* begin *

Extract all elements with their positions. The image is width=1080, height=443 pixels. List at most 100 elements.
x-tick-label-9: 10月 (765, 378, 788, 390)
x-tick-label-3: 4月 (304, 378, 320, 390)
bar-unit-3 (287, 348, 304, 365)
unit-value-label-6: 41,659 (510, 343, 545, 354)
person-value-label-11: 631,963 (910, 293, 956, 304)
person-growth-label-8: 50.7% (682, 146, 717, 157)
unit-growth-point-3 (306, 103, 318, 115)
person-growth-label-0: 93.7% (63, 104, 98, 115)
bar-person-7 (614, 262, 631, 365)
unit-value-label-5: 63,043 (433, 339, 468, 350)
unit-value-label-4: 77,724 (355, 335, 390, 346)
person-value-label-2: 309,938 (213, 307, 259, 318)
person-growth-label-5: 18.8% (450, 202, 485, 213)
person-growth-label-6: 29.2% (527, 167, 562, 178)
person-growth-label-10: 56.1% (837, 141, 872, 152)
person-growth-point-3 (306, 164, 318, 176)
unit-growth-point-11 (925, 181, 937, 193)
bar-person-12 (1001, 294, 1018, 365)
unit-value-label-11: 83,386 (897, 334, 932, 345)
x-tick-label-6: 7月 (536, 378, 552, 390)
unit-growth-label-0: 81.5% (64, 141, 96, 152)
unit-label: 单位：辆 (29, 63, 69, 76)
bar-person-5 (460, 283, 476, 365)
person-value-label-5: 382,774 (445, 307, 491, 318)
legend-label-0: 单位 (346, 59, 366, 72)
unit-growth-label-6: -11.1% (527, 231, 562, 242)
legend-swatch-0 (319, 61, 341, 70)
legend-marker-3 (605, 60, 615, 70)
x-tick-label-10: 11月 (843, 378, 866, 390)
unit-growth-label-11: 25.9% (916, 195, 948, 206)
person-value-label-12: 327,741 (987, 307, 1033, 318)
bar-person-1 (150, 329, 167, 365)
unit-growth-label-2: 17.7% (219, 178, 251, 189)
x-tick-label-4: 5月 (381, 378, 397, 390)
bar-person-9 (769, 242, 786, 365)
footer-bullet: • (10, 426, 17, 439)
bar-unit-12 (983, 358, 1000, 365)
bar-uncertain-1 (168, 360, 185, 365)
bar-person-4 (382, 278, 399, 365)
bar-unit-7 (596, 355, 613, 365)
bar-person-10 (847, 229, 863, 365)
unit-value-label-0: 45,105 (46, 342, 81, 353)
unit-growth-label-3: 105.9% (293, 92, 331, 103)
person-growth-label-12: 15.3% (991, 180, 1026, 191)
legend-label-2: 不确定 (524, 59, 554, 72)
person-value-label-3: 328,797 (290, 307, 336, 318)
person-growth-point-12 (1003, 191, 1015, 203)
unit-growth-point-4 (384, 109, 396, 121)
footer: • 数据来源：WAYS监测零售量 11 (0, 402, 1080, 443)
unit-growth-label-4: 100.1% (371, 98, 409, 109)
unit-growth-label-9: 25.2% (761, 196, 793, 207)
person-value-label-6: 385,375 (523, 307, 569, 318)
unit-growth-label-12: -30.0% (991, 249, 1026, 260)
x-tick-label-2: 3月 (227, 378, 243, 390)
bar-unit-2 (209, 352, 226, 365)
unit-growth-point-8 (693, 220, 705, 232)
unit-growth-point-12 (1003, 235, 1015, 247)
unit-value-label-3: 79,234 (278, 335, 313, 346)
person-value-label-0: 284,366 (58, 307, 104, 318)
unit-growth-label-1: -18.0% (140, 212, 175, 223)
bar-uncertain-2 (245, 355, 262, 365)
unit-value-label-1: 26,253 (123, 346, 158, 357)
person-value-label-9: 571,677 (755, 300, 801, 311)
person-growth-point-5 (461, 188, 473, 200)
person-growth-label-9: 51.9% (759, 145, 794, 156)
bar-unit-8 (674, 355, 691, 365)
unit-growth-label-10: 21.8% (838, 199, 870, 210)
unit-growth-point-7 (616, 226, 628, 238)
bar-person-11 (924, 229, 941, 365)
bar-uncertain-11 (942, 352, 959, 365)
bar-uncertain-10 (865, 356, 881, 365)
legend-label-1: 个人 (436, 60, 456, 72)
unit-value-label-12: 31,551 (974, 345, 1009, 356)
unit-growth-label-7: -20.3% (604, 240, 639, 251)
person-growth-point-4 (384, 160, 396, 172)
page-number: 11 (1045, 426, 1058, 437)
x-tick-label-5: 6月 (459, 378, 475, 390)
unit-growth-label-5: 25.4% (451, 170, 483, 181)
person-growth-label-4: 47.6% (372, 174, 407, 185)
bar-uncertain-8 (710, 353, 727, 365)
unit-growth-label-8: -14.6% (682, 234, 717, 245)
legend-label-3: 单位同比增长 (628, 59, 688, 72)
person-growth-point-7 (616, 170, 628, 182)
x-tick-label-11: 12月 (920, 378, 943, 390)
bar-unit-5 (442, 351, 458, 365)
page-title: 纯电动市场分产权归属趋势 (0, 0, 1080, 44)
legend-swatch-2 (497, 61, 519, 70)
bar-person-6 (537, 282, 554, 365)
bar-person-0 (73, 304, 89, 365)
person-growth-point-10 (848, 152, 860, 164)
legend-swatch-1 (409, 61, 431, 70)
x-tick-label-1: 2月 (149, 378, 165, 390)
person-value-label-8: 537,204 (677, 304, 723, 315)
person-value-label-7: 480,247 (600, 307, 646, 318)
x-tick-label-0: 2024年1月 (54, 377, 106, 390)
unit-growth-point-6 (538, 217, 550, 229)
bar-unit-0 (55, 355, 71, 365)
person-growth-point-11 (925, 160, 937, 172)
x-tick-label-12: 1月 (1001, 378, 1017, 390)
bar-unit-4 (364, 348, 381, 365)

* end *

WHAT THE TASK ASKS:
Put every line above, from the first one through the line containing "unit-value-label-5: 63,043 (433, 339, 468, 350)", into a JSON list of strings, one string per line and leaving out any blank lines.

EXERCISE RESULT:
[
  "Extract all elements with their positions. The image is width=1080, height=443 pixels. List at most 100 elements.",
  "x-tick-label-9: 10月 (765, 378, 788, 390)",
  "x-tick-label-3: 4月 (304, 378, 320, 390)",
  "bar-unit-3 (287, 348, 304, 365)",
  "unit-value-label-6: 41,659 (510, 343, 545, 354)",
  "person-value-label-11: 631,963 (910, 293, 956, 304)",
  "person-growth-label-8: 50.7% (682, 146, 717, 157)",
  "unit-growth-point-3 (306, 103, 318, 115)",
  "person-growth-label-0: 93.7% (63, 104, 98, 115)",
  "bar-person-7 (614, 262, 631, 365)",
  "unit-value-label-5: 63,043 (433, 339, 468, 350)"
]